Aim of the exercise:
Write out again only the lines between the one with "Read this page and output its text content." and the end of the records below, both ends counted, and don't include the pictures.

Start of Given records

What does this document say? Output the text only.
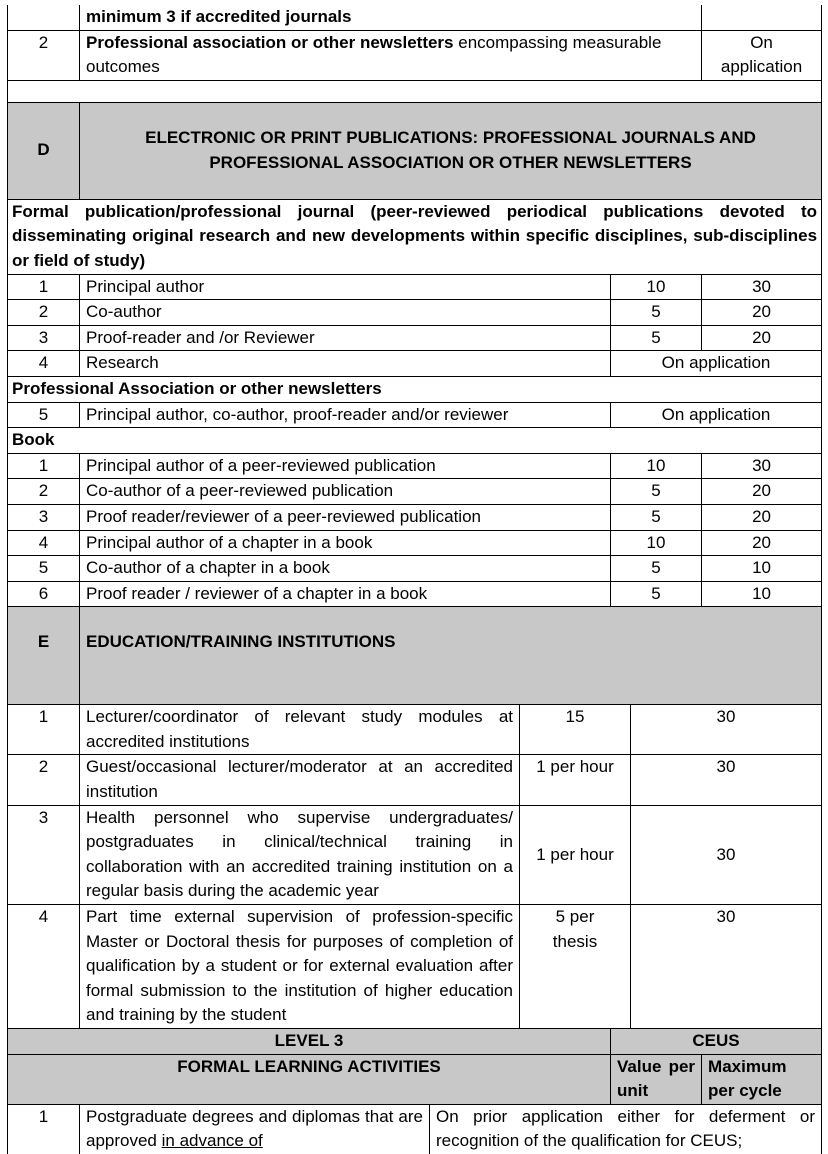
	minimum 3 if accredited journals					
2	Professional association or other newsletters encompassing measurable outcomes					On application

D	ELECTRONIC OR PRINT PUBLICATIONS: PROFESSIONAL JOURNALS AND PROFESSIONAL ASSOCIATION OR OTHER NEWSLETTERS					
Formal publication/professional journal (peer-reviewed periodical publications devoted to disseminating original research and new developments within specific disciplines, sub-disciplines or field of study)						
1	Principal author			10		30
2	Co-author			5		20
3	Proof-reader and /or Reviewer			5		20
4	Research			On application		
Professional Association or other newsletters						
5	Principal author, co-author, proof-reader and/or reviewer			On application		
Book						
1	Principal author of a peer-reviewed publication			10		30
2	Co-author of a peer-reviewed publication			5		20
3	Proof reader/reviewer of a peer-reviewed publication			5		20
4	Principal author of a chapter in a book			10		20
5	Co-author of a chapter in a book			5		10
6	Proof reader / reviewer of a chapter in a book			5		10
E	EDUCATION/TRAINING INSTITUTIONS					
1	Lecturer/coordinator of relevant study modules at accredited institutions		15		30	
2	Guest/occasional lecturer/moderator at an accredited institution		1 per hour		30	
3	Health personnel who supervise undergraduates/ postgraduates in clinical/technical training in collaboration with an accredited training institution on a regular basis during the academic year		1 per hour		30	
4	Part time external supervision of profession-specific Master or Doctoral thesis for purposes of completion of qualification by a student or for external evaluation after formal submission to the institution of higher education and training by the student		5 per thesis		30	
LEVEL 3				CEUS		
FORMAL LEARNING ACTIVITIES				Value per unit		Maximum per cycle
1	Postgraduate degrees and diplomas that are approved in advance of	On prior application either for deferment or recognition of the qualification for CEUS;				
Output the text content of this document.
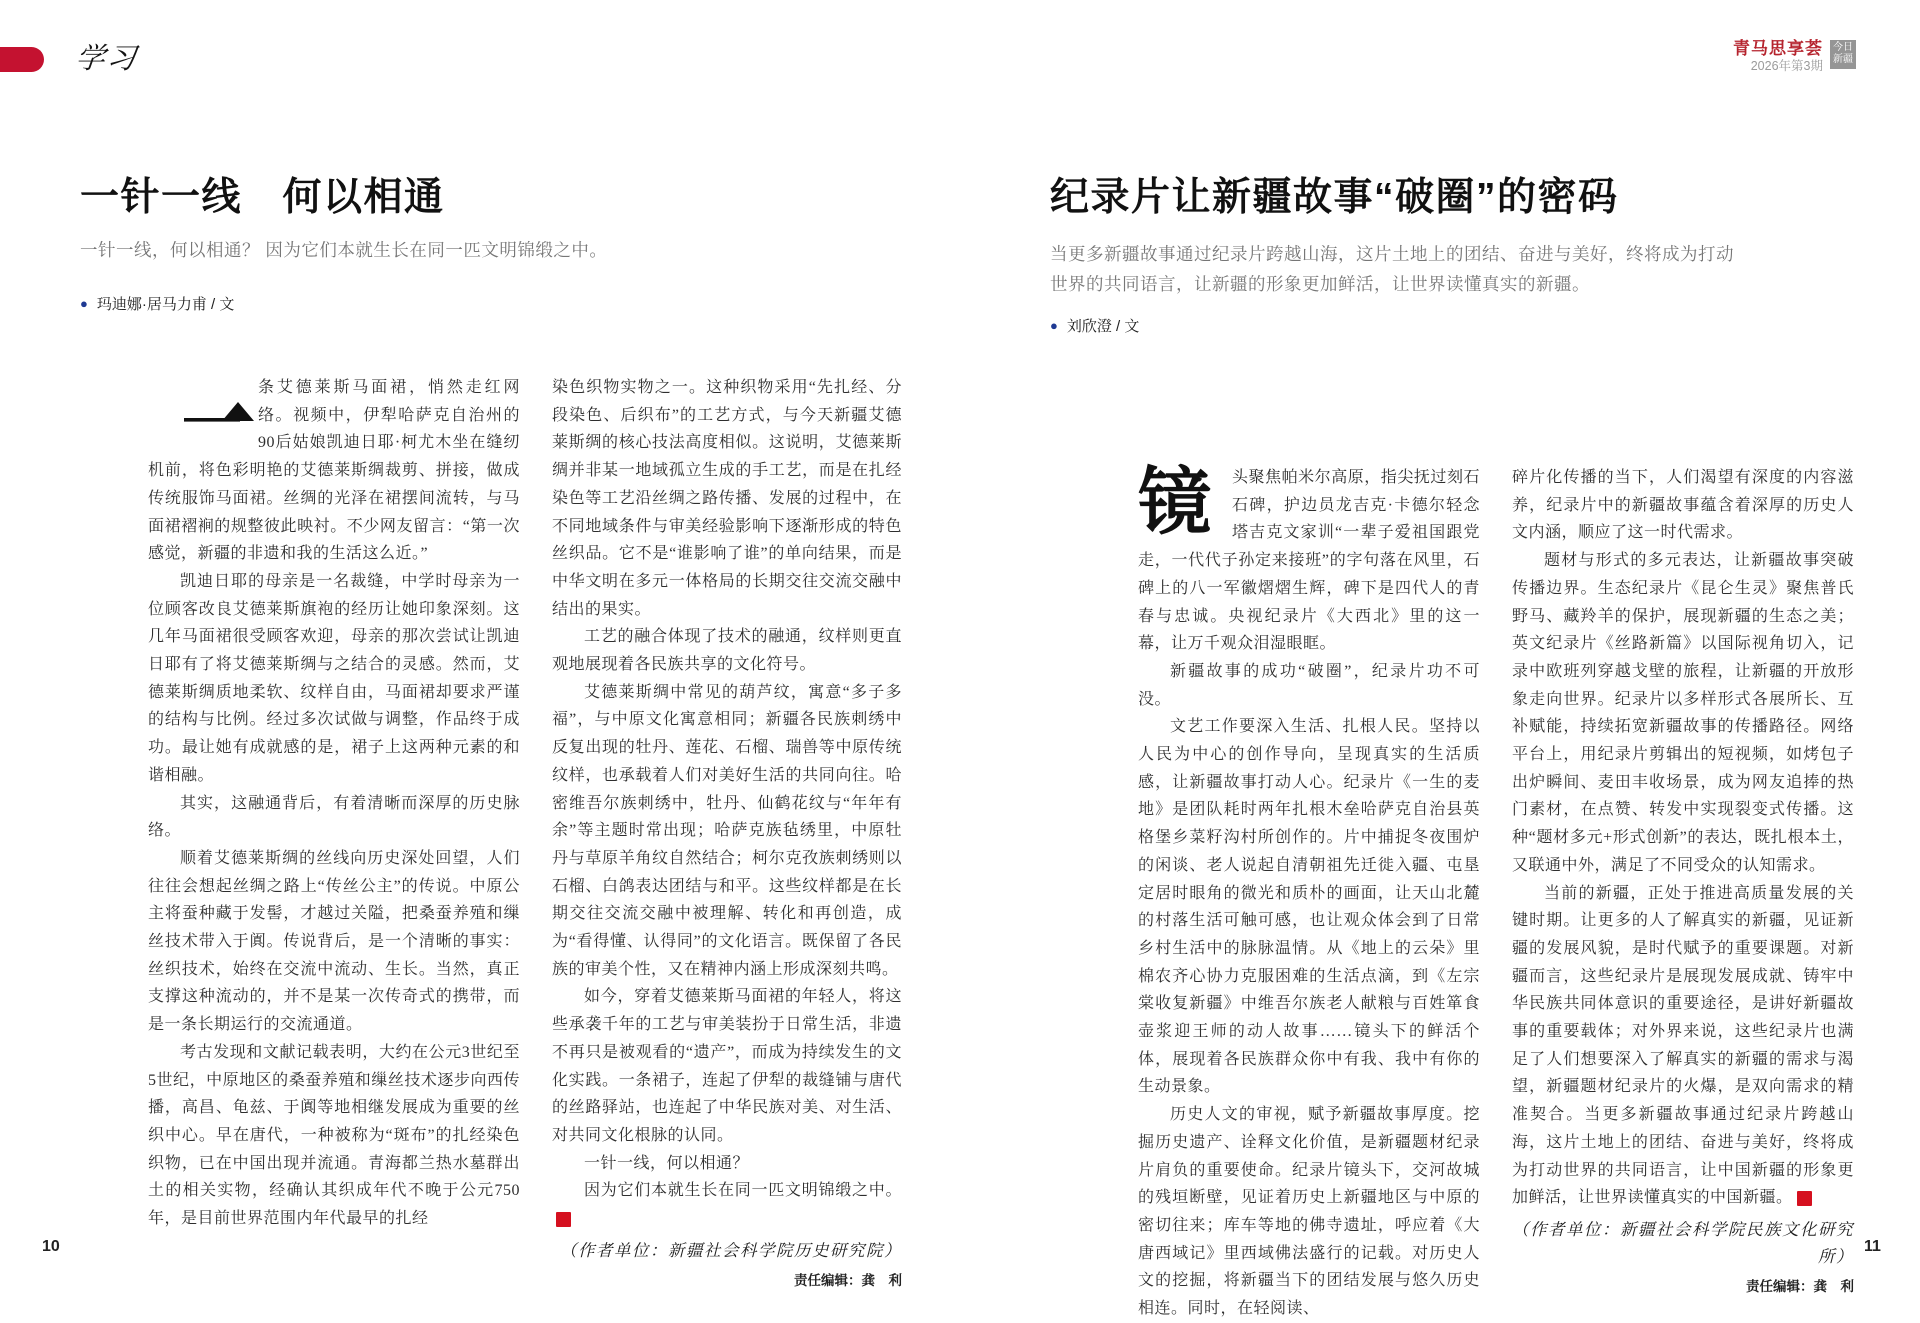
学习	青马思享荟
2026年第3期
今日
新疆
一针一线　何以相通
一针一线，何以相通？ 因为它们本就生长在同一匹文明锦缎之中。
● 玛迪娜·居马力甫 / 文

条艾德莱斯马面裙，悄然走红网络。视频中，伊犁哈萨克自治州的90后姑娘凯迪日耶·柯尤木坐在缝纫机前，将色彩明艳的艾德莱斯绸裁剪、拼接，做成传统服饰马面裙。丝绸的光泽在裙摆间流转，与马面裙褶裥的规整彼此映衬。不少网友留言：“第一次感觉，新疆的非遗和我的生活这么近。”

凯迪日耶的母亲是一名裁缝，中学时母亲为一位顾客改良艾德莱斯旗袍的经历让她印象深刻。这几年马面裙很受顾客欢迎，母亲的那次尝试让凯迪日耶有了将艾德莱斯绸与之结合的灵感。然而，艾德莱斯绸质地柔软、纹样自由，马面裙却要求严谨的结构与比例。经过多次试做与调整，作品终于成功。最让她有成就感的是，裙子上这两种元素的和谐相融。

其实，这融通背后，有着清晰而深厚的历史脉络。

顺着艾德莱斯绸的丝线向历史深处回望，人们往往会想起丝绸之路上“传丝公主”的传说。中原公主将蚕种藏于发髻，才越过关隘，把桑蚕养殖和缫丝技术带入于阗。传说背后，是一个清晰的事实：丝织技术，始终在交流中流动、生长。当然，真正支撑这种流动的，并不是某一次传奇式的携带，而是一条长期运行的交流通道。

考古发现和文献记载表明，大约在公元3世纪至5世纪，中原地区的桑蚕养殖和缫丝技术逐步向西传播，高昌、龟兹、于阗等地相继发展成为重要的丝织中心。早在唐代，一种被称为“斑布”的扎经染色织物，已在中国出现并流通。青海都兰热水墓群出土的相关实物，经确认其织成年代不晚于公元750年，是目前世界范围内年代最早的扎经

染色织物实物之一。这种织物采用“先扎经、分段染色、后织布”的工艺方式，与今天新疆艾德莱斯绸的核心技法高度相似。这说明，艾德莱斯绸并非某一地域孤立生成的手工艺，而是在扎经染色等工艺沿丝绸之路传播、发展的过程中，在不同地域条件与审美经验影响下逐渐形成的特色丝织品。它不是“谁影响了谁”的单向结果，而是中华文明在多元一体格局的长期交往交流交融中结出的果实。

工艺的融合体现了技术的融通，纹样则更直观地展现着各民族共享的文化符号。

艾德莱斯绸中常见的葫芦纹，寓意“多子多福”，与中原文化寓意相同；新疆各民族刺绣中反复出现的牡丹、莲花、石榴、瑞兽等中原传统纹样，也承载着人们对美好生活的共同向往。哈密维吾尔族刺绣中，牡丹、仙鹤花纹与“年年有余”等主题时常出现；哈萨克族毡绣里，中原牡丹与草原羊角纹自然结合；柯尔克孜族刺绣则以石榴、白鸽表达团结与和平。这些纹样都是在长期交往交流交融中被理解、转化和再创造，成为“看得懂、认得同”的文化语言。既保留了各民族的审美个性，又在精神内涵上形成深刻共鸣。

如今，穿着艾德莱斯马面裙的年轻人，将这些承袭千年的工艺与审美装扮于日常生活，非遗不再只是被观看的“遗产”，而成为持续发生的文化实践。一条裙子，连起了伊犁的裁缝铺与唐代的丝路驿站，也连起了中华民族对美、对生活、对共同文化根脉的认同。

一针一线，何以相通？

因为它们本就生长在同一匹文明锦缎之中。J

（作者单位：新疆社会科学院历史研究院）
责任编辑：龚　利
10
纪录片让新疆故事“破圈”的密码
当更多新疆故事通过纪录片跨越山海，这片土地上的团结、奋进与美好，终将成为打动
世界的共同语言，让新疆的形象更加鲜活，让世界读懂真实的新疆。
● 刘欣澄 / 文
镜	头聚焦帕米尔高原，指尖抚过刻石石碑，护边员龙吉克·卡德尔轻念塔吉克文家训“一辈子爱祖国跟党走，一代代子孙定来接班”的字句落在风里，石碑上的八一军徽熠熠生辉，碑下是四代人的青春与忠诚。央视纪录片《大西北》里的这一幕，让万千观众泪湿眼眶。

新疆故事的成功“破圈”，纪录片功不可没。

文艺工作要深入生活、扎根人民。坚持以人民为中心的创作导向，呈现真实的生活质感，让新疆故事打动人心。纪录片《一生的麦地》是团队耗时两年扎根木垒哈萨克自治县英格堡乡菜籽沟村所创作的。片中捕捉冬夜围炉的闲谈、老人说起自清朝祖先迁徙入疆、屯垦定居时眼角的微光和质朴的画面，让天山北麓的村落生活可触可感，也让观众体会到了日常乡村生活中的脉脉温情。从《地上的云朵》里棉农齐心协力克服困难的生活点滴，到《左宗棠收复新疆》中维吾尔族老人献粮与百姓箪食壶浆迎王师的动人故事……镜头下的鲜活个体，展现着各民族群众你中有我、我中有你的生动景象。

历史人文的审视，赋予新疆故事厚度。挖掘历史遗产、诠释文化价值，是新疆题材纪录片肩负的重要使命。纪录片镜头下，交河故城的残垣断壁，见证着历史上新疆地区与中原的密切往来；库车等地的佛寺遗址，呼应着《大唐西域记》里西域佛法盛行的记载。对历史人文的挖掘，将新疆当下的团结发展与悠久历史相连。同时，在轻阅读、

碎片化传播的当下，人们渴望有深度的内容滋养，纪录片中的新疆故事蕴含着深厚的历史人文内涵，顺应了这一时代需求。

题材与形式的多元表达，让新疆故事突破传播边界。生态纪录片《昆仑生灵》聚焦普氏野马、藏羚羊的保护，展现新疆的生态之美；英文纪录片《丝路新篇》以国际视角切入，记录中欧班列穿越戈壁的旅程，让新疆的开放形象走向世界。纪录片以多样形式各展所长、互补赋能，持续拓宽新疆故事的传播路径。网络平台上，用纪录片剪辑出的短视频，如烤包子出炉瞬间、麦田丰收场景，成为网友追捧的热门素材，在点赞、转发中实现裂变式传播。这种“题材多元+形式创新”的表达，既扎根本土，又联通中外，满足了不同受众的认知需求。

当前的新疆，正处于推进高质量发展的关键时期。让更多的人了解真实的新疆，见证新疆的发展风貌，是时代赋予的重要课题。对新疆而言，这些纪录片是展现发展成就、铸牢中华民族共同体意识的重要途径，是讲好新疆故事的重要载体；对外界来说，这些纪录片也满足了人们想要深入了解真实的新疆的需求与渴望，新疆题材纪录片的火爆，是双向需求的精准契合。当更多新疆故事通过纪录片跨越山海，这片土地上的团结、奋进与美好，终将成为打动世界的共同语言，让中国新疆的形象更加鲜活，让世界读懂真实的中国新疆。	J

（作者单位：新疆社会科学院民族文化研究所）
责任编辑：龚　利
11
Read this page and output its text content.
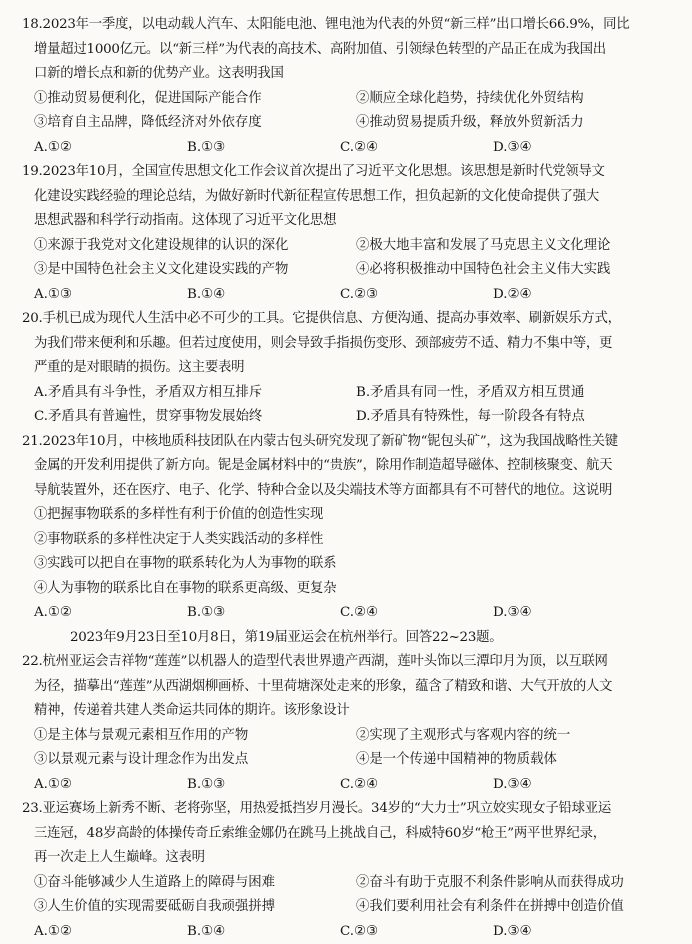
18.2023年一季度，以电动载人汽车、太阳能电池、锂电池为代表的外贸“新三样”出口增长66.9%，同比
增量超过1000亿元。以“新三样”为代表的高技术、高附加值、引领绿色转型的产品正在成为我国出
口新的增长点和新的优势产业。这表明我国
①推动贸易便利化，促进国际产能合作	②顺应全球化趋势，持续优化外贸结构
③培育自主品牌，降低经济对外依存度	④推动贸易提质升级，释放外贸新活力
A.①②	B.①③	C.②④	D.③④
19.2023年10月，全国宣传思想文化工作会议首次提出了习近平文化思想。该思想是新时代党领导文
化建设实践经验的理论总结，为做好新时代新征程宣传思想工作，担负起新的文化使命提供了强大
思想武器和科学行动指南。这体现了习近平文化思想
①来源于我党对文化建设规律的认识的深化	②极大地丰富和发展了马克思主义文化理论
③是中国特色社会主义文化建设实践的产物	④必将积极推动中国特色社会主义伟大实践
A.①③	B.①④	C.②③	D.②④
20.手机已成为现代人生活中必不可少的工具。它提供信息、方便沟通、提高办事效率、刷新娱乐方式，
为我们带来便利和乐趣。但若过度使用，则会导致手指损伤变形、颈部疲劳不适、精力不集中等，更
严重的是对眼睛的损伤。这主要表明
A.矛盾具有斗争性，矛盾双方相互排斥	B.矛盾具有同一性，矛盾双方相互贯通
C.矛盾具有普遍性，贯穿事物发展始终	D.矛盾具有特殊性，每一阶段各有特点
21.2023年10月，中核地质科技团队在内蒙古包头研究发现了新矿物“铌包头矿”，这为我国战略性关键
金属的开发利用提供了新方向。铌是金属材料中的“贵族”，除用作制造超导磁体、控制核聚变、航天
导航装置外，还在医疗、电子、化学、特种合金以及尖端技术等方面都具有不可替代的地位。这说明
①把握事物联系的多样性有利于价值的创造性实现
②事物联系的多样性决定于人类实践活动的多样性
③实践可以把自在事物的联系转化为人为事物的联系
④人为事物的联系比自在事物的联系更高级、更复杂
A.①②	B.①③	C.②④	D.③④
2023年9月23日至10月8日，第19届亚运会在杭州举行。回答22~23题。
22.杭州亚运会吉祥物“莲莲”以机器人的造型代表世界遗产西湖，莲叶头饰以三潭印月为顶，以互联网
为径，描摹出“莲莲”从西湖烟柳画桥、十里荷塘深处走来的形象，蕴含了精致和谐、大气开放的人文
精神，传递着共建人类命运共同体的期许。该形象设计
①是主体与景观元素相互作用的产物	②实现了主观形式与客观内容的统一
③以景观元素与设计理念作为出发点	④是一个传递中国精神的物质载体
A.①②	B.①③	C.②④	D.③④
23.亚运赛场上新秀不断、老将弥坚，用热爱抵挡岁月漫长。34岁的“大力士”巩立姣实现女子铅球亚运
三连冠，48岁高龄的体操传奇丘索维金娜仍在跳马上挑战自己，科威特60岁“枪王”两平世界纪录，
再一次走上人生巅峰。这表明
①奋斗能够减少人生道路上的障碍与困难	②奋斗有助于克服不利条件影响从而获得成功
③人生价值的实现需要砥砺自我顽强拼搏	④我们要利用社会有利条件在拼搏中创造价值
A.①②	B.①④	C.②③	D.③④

End of Given records

Correct output:
Read this page and output its text content.
18.2023年一季度，以电动载人汽车、太阳能电池、锂电池为代表的外贸“新三样”出口增长66.9%，同比
增量超过1000亿元。以“新三样”为代表的高技术、高附加值、引领绿色转型的产品正在成为我国出
口新的增长点和新的优势产业。这表明我国
①推动贸易便利化，促进国际产能合作	②顺应全球化趋势，持续优化外贸结构
③培育自主品牌，降低经济对外依存度	④推动贸易提质升级，释放外贸新活力
A.①②	B.①③	C.②④	D.③④
19.2023年10月，全国宣传思想文化工作会议首次提出了习近平文化思想。该思想是新时代党领导文
化建设实践经验的理论总结，为做好新时代新征程宣传思想工作，担负起新的文化使命提供了强大
思想武器和科学行动指南。这体现了习近平文化思想
①来源于我党对文化建设规律的认识的深化	②极大地丰富和发展了马克思主义文化理论
③是中国特色社会主义文化建设实践的产物	④必将积极推动中国特色社会主义伟大实践
A.①③	B.①④	C.②③	D.②④
20.手机已成为现代人生活中必不可少的工具。它提供信息、方便沟通、提高办事效率、刷新娱乐方式，
为我们带来便利和乐趣。但若过度使用，则会导致手指损伤变形、颈部疲劳不适、精力不集中等，更
严重的是对眼睛的损伤。这主要表明
A.矛盾具有斗争性，矛盾双方相互排斥	B.矛盾具有同一性，矛盾双方相互贯通
C.矛盾具有普遍性，贯穿事物发展始终	D.矛盾具有特殊性，每一阶段各有特点
21.2023年10月，中核地质科技团队在内蒙古包头研究发现了新矿物“铌包头矿”，这为我国战略性关键
金属的开发利用提供了新方向。铌是金属材料中的“贵族”，除用作制造超导磁体、控制核聚变、航天
导航装置外，还在医疗、电子、化学、特种合金以及尖端技术等方面都具有不可替代的地位。这说明
①把握事物联系的多样性有利于价值的创造性实现
②事物联系的多样性决定于人类实践活动的多样性
③实践可以把自在事物的联系转化为人为事物的联系
④人为事物的联系比自在事物的联系更高级、更复杂
A.①②	B.①③	C.②④	D.③④
2023年9月23日至10月8日，第19届亚运会在杭州举行。回答22~23题。
22.杭州亚运会吉祥物“莲莲”以机器人的造型代表世界遗产西湖，莲叶头饰以三潭印月为顶，以互联网
为径，描摹出“莲莲”从西湖烟柳画桥、十里荷塘深处走来的形象，蕴含了精致和谐、大气开放的人文
精神，传递着共建人类命运共同体的期许。该形象设计
①是主体与景观元素相互作用的产物	②实现了主观形式与客观内容的统一
③以景观元素与设计理念作为出发点	④是一个传递中国精神的物质载体
A.①②	B.①③	C.②④	D.③④
23.亚运赛场上新秀不断、老将弥坚，用热爱抵挡岁月漫长。34岁的“大力士”巩立姣实现女子铅球亚运
三连冠，48岁高龄的体操传奇丘索维金娜仍在跳马上挑战自己，科威特60岁“枪王”两平世界纪录，
再一次走上人生巅峰。这表明
①奋斗能够减少人生道路上的障碍与困难	②奋斗有助于克服不利条件影响从而获得成功
③人生价值的实现需要砥砺自我顽强拼搏	④我们要利用社会有利条件在拼搏中创造价值
A.①②	B.①④	C.②③	D.③④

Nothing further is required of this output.